#### Task instructions:
From the entries below, gather every line containing the string "spike".
---------- Input
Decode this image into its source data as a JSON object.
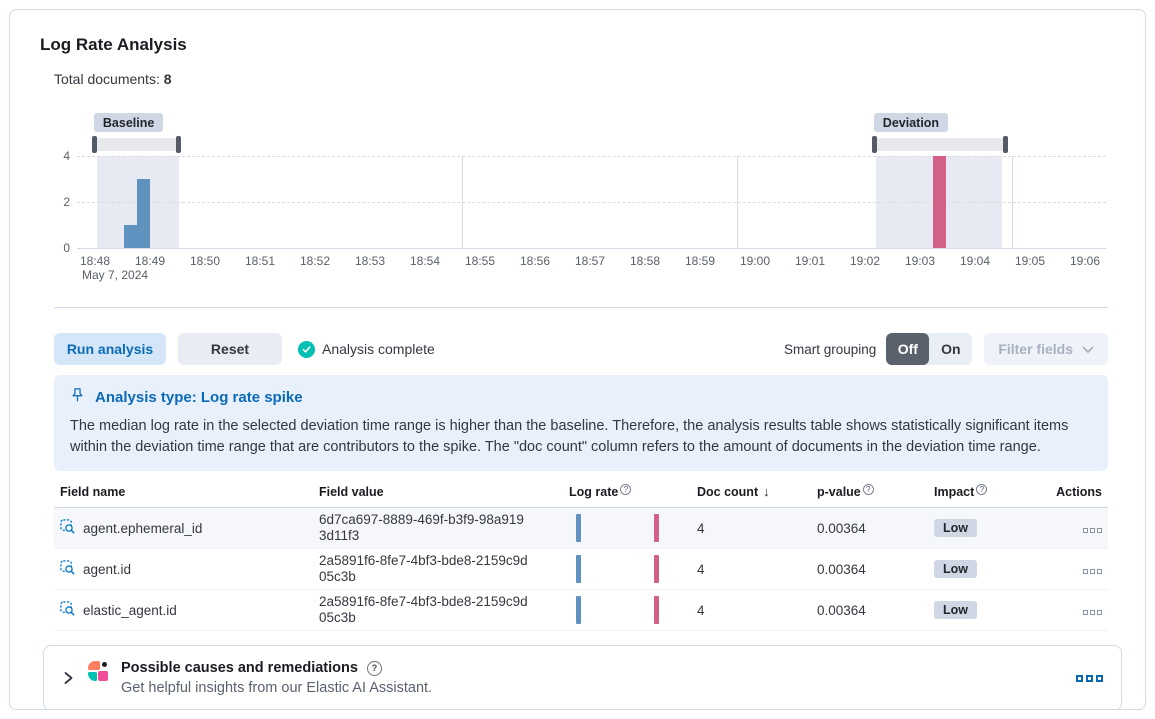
{
  "header": {
    "title": "Log Rate Analysis",
    "total_documents_label": "Total documents:",
    "total_documents_value": "8"
  },
  "chart_data": {
    "type": "bar",
    "title": "Document count histogram with baseline and deviation brushes",
    "x_ticks": [
      "18:48",
      "18:49",
      "18:50",
      "18:51",
      "18:52",
      "18:53",
      "18:54",
      "18:55",
      "18:56",
      "18:57",
      "18:58",
      "18:59",
      "19:00",
      "19:01",
      "19:02",
      "19:03",
      "19:04",
      "19:05",
      "19:06"
    ],
    "x_date_label": "May 7, 2024",
    "y_ticks": [
      0,
      2,
      4
    ],
    "ylim": [
      0,
      4
    ],
    "grid_x_emphasis": [
      "18:55",
      "19:00",
      "19:05"
    ],
    "baseline": {
      "label": "Baseline",
      "from_min": -0.02,
      "to_min": 1.53,
      "region_from": 0.04,
      "region_to": 1.53
    },
    "deviation": {
      "label": "Deviation",
      "from_min": 14.16,
      "to_min": 16.56,
      "region_from": 14.2,
      "region_to": 16.49
    },
    "bars": [
      {
        "time": "18:48",
        "offset_min": 0.64,
        "value": 1,
        "series": "baseline"
      },
      {
        "time": "18:49",
        "offset_min": 0.88,
        "value": 3,
        "series": "baseline"
      },
      {
        "time": "19:03",
        "offset_min": 15.35,
        "value": 4,
        "series": "deviation"
      }
    ],
    "colors": {
      "baseline_bar": "#6092C0",
      "deviation_bar": "#D36086",
      "brush_region": "#E7EAF3",
      "brush_track": "#E8E9ED",
      "brush_handle": "#545B67"
    }
  },
  "toolbar": {
    "run_label": "Run analysis",
    "reset_label": "Reset",
    "status_label": "Analysis complete",
    "smart_grouping_label": "Smart grouping",
    "off_label": "Off",
    "on_label": "On",
    "filter_fields_label": "Filter fields",
    "status_color": "#00BFB3"
  },
  "callout": {
    "title": "Analysis type: Log rate spike",
    "body": "The median log rate in the selected deviation time range is higher than the baseline. Therefore, the analysis results table shows statistically significant items within the deviation time range that are contributors to the spike. The \"doc count\" column refers to the amount of documents in the deviation time range."
  },
  "table": {
    "columns": {
      "field_name": "Field name",
      "field_value": "Field value",
      "log_rate": "Log rate",
      "doc_count": "Doc count",
      "p_value": "p-value",
      "impact": "Impact",
      "actions": "Actions"
    },
    "sorted_column": "doc_count",
    "sort_direction": "descending",
    "rows": [
      {
        "field_name": "agent.ephemeral_id",
        "field_value": "6d7ca697-8889-469f-b3f9-98a9193d11f3",
        "doc_count": "4",
        "p_value": "0.00364",
        "impact": "Low"
      },
      {
        "field_name": "agent.id",
        "field_value": "2a5891f6-8fe7-4bf3-bde8-2159c9d05c3b",
        "doc_count": "4",
        "p_value": "0.00364",
        "impact": "Low"
      },
      {
        "field_name": "elastic_agent.id",
        "field_value": "2a5891f6-8fe7-4bf3-bde8-2159c9d05c3b",
        "doc_count": "4",
        "p_value": "0.00364",
        "impact": "Low"
      }
    ]
  },
  "ai_panel": {
    "title": "Possible causes and remediations",
    "subtitle": "Get helpful insights from our Elastic AI Assistant."
  }
}
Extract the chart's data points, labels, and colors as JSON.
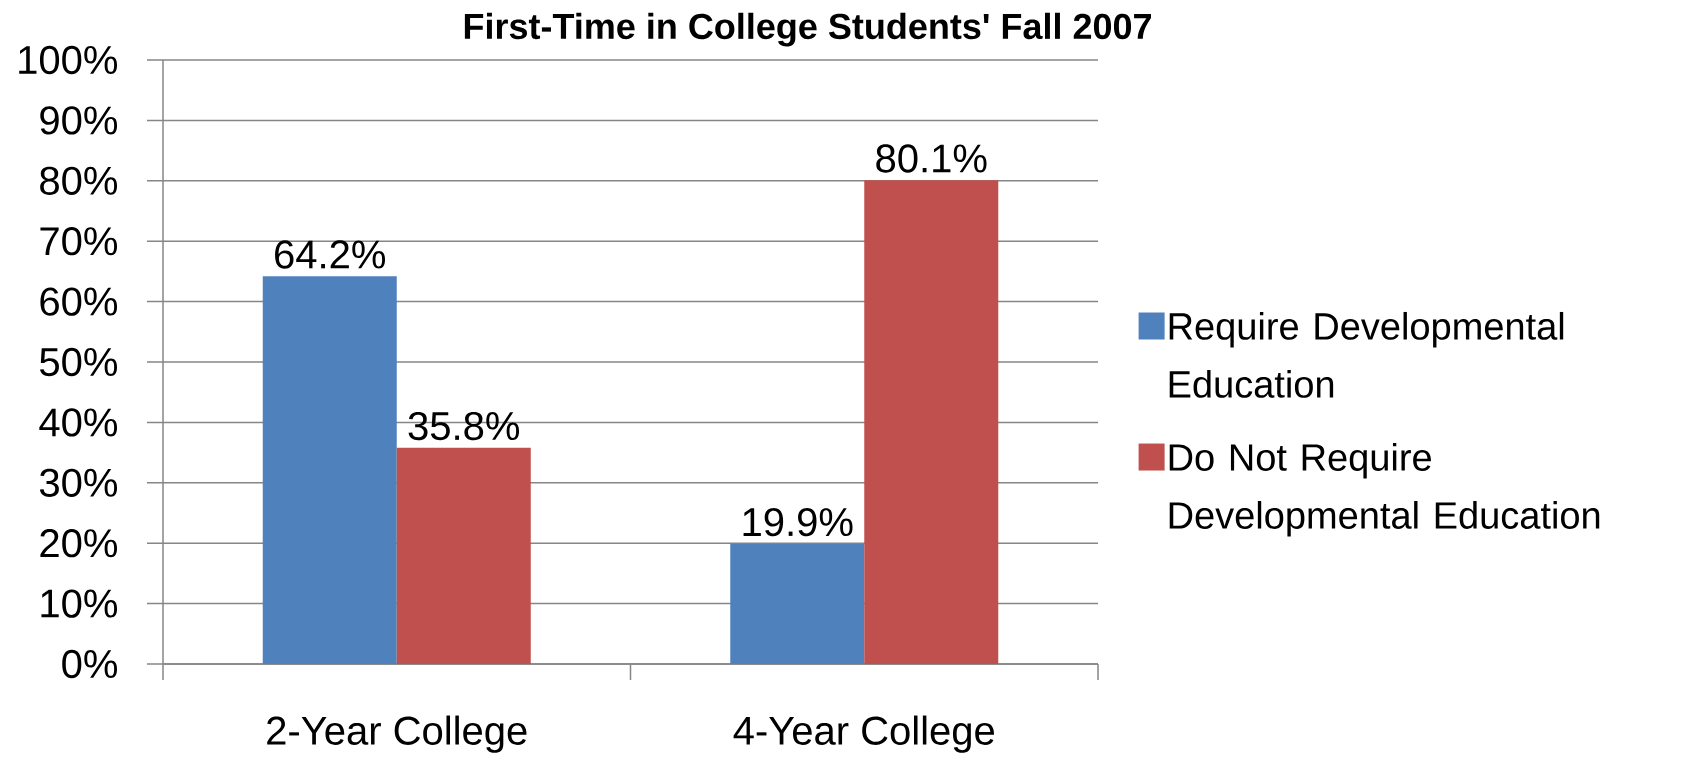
{
  "chart_data": {
    "type": "bar",
    "title": "First-Time in College Students' Fall 2007",
    "categories": [
      "2-Year College",
      "4-Year College"
    ],
    "series": [
      {
        "name": "Require Developmental Education",
        "color": "#4f81bd",
        "values": [
          64.2,
          19.9
        ],
        "value_labels": [
          "64.2%",
          "19.9%"
        ]
      },
      {
        "name": "Do Not Require Developmental Education",
        "color": "#c0504d",
        "values": [
          35.8,
          80.1
        ],
        "value_labels": [
          "35.8%",
          "80.1%"
        ]
      }
    ],
    "ylim": [
      0,
      100
    ],
    "yticks": [
      {
        "value": 0,
        "label": "0%"
      },
      {
        "value": 10,
        "label": "10%"
      },
      {
        "value": 20,
        "label": "20%"
      },
      {
        "value": 30,
        "label": "30%"
      },
      {
        "value": 40,
        "label": "40%"
      },
      {
        "value": 50,
        "label": "50%"
      },
      {
        "value": 60,
        "label": "60%"
      },
      {
        "value": 70,
        "label": "70%"
      },
      {
        "value": 80,
        "label": "80%"
      },
      {
        "value": 90,
        "label": "90%"
      },
      {
        "value": 100,
        "label": "100%"
      }
    ],
    "grid": "y",
    "legend": "right"
  }
}
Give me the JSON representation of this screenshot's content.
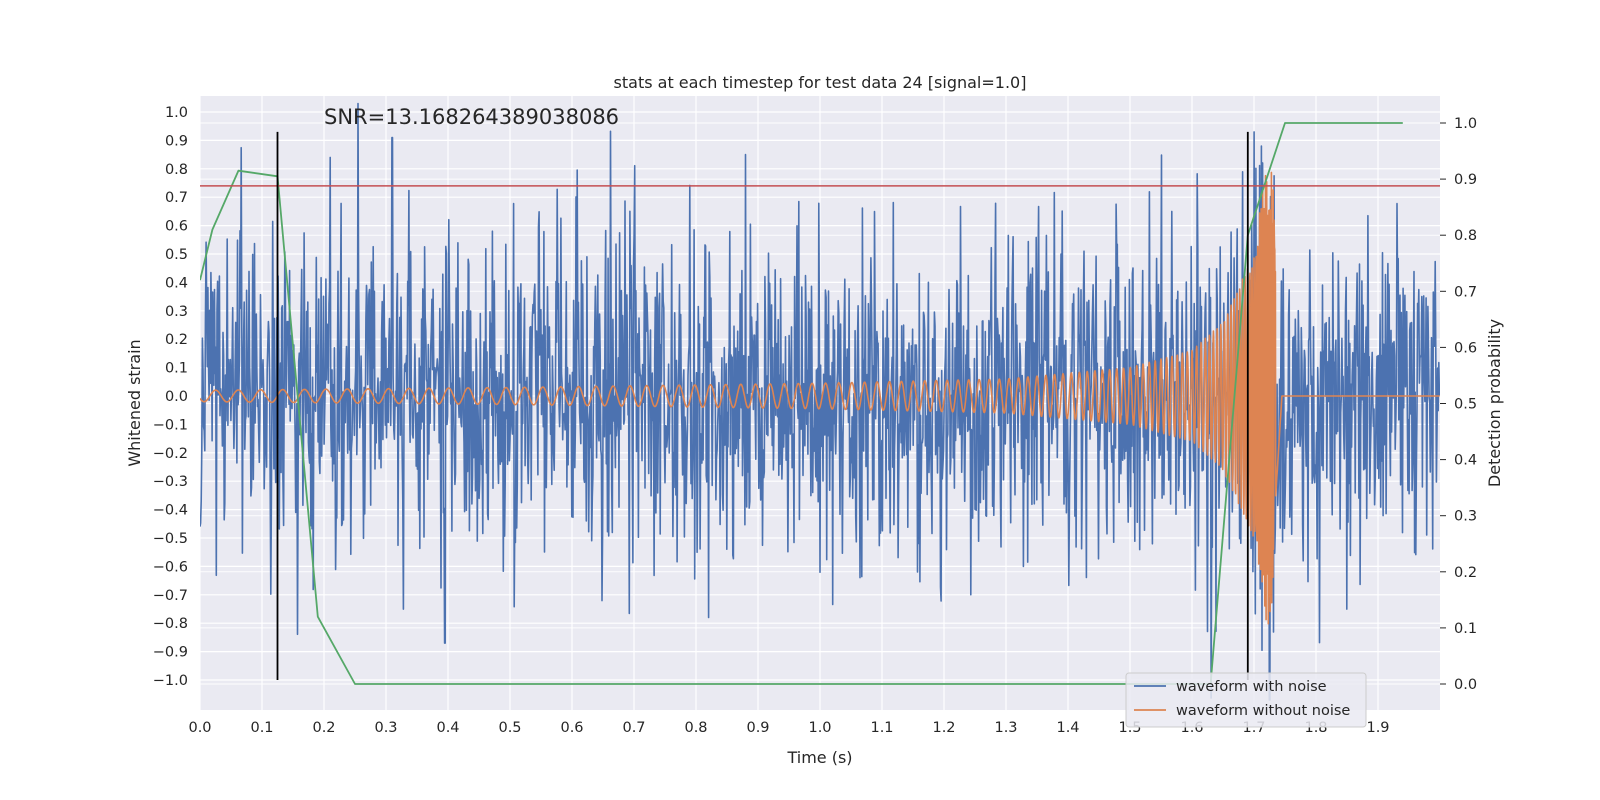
{
  "chart_data": {
    "type": "line",
    "title": "stats at each timestep for test data 24 [signal=1.0]",
    "xlabel": "Time (s)",
    "ylabel": "Whitened strain",
    "y2label": "Detection probability",
    "xlim": [
      0.0,
      2.0
    ],
    "ylim": [
      -1.09,
      1.03
    ],
    "y2lim": [
      -0.05,
      1.05
    ],
    "x_ticks": [
      "0.0",
      "0.1",
      "0.2",
      "0.3",
      "0.4",
      "0.5",
      "0.6",
      "0.7",
      "0.8",
      "0.9",
      "1.0",
      "1.1",
      "1.2",
      "1.3",
      "1.4",
      "1.5",
      "1.6",
      "1.7",
      "1.8",
      "1.9"
    ],
    "y_ticks": [
      "1.0",
      "0.9",
      "0.8",
      "0.7",
      "0.6",
      "0.5",
      "0.4",
      "0.3",
      "0.2",
      "0.1",
      "0.0",
      "−0.1",
      "−0.2",
      "−0.3",
      "−0.4",
      "−0.5",
      "−0.6",
      "−0.7",
      "−0.8",
      "−0.9",
      "−1.0"
    ],
    "y2_ticks": [
      "1.0",
      "0.9",
      "0.8",
      "0.7",
      "0.6",
      "0.5",
      "0.4",
      "0.3",
      "0.2",
      "0.1",
      "0.0"
    ],
    "annotation": "SNR=13.168264389038086",
    "grid": true,
    "legend_position": "lower-right",
    "series": [
      {
        "name": "waveform with noise",
        "color": "#4c72b0",
        "axis": "left",
        "x_range": [
          0.0,
          2.0
        ],
        "amplitude_std": 0.28,
        "notable_peaks": [
          [
            0.21,
            0.84
          ],
          [
            0.255,
            1.03
          ],
          [
            0.31,
            0.91
          ],
          [
            0.395,
            -0.87
          ],
          [
            0.82,
            -0.78
          ],
          [
            0.88,
            0.85
          ],
          [
            1.7,
            0.93
          ],
          [
            1.725,
            -1.07
          ]
        ]
      },
      {
        "name": "waveform without noise",
        "color": "#dd8452",
        "axis": "left",
        "kind": "chirp",
        "x_range": [
          0.0,
          2.0
        ],
        "merger_time": 1.73,
        "envelope": [
          [
            0.0,
            0.02
          ],
          [
            0.5,
            0.03
          ],
          [
            1.0,
            0.045
          ],
          [
            1.3,
            0.06
          ],
          [
            1.5,
            0.1
          ],
          [
            1.6,
            0.16
          ],
          [
            1.65,
            0.26
          ],
          [
            1.7,
            0.5
          ],
          [
            1.72,
            0.82
          ],
          [
            1.73,
            0.78
          ],
          [
            1.745,
            0.0
          ]
        ]
      },
      {
        "name": "",
        "color": "#55a868",
        "axis": "right",
        "x": [
          0.0,
          0.02,
          0.062,
          0.125,
          0.19,
          0.25,
          1.63,
          1.69,
          1.75,
          1.94
        ],
        "y": [
          0.72,
          0.81,
          0.915,
          0.905,
          0.12,
          0.0,
          0.0,
          0.8,
          1.0,
          1.0
        ]
      }
    ],
    "hlines": [
      {
        "y": 0.74,
        "axis": "left",
        "color": "#c44e52"
      }
    ],
    "vlines": [
      {
        "x": 0.125,
        "ymin": -1.0,
        "ymax": 0.93,
        "color": "#000000"
      },
      {
        "x": 1.69,
        "ymin": -1.0,
        "ymax": 0.93,
        "color": "#000000"
      }
    ]
  }
}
--------------------
#### Solved problem:
    "title": "Analysis type: Log rate spike",
    "body": "The median log rate in the selected deviation time range is higher than the baseline. Therefore, the analysis results table shows statistically significant items within the deviation time range that are contributors to the spike. The \"doc count\" column refers to the amount of documents in the deviation time range."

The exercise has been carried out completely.